Take from the listing each line that has the string "Momoniat".
**** INPUT DATA ****
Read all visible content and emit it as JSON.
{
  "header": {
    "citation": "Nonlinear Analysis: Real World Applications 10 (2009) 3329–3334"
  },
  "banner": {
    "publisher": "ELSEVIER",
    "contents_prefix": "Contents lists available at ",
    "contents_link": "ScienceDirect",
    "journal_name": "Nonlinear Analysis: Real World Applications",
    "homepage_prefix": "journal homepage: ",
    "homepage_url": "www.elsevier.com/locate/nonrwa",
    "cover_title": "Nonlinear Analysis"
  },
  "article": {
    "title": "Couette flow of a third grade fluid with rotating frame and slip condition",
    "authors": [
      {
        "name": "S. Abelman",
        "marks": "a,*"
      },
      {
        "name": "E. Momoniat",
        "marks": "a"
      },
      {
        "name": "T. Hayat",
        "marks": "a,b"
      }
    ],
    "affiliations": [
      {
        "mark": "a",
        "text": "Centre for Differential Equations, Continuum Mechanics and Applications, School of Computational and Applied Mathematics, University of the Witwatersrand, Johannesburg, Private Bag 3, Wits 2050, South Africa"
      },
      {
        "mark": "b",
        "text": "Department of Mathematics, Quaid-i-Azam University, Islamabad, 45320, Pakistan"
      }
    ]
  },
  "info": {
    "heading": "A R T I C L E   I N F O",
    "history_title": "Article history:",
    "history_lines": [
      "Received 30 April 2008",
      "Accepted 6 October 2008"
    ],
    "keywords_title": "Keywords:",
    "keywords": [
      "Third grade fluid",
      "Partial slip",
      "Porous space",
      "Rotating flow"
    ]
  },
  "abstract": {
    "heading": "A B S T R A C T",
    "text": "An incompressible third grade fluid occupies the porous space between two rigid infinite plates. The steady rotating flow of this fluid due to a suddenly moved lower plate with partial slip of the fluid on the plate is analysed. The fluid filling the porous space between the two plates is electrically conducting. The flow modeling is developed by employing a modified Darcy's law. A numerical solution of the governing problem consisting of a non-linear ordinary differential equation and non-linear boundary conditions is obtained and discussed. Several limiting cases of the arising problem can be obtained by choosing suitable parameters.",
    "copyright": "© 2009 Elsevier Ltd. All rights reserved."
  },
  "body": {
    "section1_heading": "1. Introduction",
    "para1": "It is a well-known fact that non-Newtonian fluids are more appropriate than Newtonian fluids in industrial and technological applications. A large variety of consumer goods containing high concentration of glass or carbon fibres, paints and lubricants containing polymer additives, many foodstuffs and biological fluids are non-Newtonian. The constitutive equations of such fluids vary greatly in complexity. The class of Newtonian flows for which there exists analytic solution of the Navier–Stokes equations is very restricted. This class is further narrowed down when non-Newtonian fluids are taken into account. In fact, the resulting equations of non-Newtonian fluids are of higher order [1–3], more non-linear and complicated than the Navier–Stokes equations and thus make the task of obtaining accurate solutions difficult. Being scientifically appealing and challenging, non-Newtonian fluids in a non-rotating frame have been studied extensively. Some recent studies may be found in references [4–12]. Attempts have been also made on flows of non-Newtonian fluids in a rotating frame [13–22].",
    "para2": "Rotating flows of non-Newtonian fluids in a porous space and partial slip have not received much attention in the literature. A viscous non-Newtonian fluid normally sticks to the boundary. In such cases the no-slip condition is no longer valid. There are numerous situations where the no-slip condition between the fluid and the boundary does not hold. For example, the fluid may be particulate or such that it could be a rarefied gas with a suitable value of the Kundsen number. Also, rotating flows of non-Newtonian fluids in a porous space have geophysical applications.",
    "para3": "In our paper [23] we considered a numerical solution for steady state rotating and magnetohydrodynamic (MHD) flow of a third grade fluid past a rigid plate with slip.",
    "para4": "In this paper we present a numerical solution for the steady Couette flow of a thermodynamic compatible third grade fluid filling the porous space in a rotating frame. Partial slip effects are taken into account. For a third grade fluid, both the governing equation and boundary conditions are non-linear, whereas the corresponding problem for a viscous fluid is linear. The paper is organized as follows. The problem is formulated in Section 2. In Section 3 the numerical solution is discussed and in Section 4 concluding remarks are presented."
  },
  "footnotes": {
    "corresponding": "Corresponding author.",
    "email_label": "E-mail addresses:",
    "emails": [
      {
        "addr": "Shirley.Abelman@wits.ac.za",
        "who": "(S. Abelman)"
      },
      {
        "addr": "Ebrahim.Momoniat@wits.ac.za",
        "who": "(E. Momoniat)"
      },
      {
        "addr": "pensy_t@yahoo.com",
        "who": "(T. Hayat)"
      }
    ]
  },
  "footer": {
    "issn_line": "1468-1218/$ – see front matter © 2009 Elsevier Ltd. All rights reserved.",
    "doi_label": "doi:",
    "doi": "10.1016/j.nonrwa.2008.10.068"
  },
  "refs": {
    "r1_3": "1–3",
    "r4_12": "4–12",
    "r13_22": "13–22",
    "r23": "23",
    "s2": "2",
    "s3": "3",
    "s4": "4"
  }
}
****
• ANSWER FOR THE TASK
        "name": "E. Momoniat",
        "addr": "Ebrahim.Momoniat@wits.ac.za",
        "who": "(E. Momoniat)"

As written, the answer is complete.